[Items listed in a dataset]
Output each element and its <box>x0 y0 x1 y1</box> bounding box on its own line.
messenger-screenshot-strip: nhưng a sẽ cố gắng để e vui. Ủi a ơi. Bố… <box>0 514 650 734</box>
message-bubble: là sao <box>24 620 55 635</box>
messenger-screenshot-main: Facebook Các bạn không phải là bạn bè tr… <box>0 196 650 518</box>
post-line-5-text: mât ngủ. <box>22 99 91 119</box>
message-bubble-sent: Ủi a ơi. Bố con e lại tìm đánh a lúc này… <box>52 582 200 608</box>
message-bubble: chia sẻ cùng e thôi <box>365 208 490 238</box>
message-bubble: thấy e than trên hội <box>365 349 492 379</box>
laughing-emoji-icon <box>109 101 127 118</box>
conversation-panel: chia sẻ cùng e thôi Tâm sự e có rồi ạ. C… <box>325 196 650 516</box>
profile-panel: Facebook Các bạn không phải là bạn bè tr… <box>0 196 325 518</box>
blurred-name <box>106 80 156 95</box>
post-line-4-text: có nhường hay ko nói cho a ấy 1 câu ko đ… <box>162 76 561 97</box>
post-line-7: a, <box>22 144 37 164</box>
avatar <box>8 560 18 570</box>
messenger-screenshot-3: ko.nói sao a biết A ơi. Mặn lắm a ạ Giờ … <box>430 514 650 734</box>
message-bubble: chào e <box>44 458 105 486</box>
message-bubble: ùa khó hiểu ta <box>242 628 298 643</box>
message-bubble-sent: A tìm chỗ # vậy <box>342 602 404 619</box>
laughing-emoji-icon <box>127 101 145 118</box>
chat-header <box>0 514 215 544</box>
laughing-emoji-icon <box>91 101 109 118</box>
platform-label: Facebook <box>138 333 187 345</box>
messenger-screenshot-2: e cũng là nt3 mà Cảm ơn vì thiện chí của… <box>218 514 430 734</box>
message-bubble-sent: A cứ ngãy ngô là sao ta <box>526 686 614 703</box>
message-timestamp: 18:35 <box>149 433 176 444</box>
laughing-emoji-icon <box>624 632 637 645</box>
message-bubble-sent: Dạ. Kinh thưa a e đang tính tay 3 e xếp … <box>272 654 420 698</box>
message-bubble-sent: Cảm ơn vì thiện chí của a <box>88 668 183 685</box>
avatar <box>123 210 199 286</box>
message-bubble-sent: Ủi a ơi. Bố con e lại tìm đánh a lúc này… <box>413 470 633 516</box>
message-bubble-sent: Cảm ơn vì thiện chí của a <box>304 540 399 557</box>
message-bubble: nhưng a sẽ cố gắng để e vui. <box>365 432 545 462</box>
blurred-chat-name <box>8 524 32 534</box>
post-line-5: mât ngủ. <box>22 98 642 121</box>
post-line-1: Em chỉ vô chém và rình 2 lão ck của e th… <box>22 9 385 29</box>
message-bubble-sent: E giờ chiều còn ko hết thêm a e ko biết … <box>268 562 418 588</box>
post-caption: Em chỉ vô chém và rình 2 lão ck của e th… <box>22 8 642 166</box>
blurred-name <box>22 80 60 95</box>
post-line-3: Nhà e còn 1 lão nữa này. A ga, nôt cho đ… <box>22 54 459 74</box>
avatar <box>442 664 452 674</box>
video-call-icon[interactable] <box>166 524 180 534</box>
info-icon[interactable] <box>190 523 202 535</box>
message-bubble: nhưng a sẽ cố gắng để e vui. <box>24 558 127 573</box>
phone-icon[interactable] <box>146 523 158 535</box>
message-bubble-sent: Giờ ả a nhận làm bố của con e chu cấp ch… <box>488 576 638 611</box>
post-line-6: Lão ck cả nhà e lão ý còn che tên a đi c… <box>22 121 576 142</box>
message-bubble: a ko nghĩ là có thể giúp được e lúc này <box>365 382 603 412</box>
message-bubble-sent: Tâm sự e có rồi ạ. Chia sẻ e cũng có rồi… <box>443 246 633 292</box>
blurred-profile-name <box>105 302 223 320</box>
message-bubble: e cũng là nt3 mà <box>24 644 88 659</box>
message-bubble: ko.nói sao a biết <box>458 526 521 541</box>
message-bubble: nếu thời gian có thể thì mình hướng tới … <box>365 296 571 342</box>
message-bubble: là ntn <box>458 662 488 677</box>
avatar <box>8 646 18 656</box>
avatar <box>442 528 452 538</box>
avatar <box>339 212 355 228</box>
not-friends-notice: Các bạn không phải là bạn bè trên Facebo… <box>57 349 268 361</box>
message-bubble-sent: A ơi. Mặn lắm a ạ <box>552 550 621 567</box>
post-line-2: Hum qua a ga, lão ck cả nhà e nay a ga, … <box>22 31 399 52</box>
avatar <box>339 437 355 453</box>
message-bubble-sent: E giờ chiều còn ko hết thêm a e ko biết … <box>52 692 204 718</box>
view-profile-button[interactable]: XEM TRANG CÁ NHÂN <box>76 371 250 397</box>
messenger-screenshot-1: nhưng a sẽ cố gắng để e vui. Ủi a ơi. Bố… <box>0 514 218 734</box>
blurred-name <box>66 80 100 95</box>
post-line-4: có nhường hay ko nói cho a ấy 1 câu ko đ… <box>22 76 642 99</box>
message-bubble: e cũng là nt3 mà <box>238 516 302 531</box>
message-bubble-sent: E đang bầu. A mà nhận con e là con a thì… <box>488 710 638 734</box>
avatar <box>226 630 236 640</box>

▶ _Set problem_: Rewrite the records with every "message-bubble-sent" swapped for "outgoing-message", leaving everything else unchanged.

▶ _Response to the exercise_:
Output each element and its <box>x0 y0 x1 y1</box> bounding box on its own line.
messenger-screenshot-strip: nhưng a sẽ cố gắng để e vui. Ủi a ơi. Bố… <box>0 514 650 734</box>
message-bubble: là sao <box>24 620 55 635</box>
messenger-screenshot-main: Facebook Các bạn không phải là bạn bè tr… <box>0 196 650 518</box>
post-line-5-text: mât ngủ. <box>22 99 91 119</box>
outgoing-message: Ủi a ơi. Bố con e lại tìm đánh a lúc này… <box>52 582 200 608</box>
message-bubble: chia sẻ cùng e thôi <box>365 208 490 238</box>
message-bubble: thấy e than trên hội <box>365 349 492 379</box>
laughing-emoji-icon <box>109 101 127 118</box>
conversation-panel: chia sẻ cùng e thôi Tâm sự e có rồi ạ. C… <box>325 196 650 516</box>
profile-panel: Facebook Các bạn không phải là bạn bè tr… <box>0 196 325 518</box>
blurred-name <box>106 80 156 95</box>
post-line-4-text: có nhường hay ko nói cho a ấy 1 câu ko đ… <box>162 76 561 97</box>
post-line-7: a, <box>22 144 37 164</box>
avatar <box>8 560 18 570</box>
messenger-screenshot-3: ko.nói sao a biết A ơi. Mặn lắm a ạ Giờ … <box>430 514 650 734</box>
message-bubble: chào e <box>44 458 105 486</box>
message-bubble: ùa khó hiểu ta <box>242 628 298 643</box>
outgoing-message: A tìm chỗ # vậy <box>342 602 404 619</box>
laughing-emoji-icon <box>127 101 145 118</box>
chat-header <box>0 514 215 544</box>
laughing-emoji-icon <box>91 101 109 118</box>
platform-label: Facebook <box>138 333 187 345</box>
messenger-screenshot-2: e cũng là nt3 mà Cảm ơn vì thiện chí của… <box>218 514 430 734</box>
outgoing-message: A cứ ngãy ngô là sao ta <box>526 686 614 703</box>
message-timestamp: 18:35 <box>149 433 176 444</box>
laughing-emoji-icon <box>624 632 637 645</box>
outgoing-message: Dạ. Kinh thưa a e đang tính tay 3 e xếp … <box>272 654 420 698</box>
outgoing-message: Cảm ơn vì thiện chí của a <box>88 668 183 685</box>
avatar <box>123 210 199 286</box>
outgoing-message: Ủi a ơi. Bố con e lại tìm đánh a lúc này… <box>413 470 633 516</box>
outgoing-message: Cảm ơn vì thiện chí của a <box>304 540 399 557</box>
message-bubble: nhưng a sẽ cố gắng để e vui. <box>365 432 545 462</box>
blurred-chat-name <box>8 524 32 534</box>
post-line-5: mât ngủ. <box>22 98 642 121</box>
post-line-1: Em chỉ vô chém và rình 2 lão ck của e th… <box>22 9 385 29</box>
outgoing-message: E giờ chiều còn ko hết thêm a e ko biết … <box>268 562 418 588</box>
post-caption: Em chỉ vô chém và rình 2 lão ck của e th… <box>22 8 642 166</box>
blurred-name <box>22 80 60 95</box>
post-line-3: Nhà e còn 1 lão nữa này. A ga, nôt cho đ… <box>22 54 459 74</box>
avatar <box>442 664 452 674</box>
video-call-icon[interactable] <box>166 524 180 534</box>
info-icon[interactable] <box>190 523 202 535</box>
message-bubble: nhưng a sẽ cố gắng để e vui. <box>24 558 127 573</box>
phone-icon[interactable] <box>146 523 158 535</box>
outgoing-message: Giờ ả a nhận làm bố của con e chu cấp ch… <box>488 576 638 611</box>
post-line-6: Lão ck cả nhà e lão ý còn che tên a đi c… <box>22 121 576 142</box>
message-bubble: a ko nghĩ là có thể giúp được e lúc này <box>365 382 603 412</box>
outgoing-message: Tâm sự e có rồi ạ. Chia sẻ e cũng có rồi… <box>443 246 633 292</box>
blurred-profile-name <box>105 302 223 320</box>
message-bubble: e cũng là nt3 mà <box>24 644 88 659</box>
message-bubble: ko.nói sao a biết <box>458 526 521 541</box>
message-bubble: nếu thời gian có thể thì mình hướng tới … <box>365 296 571 342</box>
message-bubble: là ntn <box>458 662 488 677</box>
avatar <box>8 646 18 656</box>
avatar <box>442 528 452 538</box>
avatar <box>339 212 355 228</box>
not-friends-notice: Các bạn không phải là bạn bè trên Facebo… <box>57 349 268 361</box>
outgoing-message: A ơi. Mặn lắm a ạ <box>552 550 621 567</box>
post-line-2: Hum qua a ga, lão ck cả nhà e nay a ga, … <box>22 31 399 52</box>
avatar <box>339 437 355 453</box>
outgoing-message: E giờ chiều còn ko hết thêm a e ko biết … <box>52 692 204 718</box>
view-profile-button[interactable]: XEM TRANG CÁ NHÂN <box>76 371 250 397</box>
messenger-screenshot-1: nhưng a sẽ cố gắng để e vui. Ủi a ơi. Bố… <box>0 514 218 734</box>
blurred-name <box>66 80 100 95</box>
post-line-4: có nhường hay ko nói cho a ấy 1 câu ko đ… <box>22 76 642 99</box>
message-bubble: e cũng là nt3 mà <box>238 516 302 531</box>
outgoing-message: E đang bầu. A mà nhận con e là con a thì… <box>488 710 638 734</box>
avatar <box>226 630 236 640</box>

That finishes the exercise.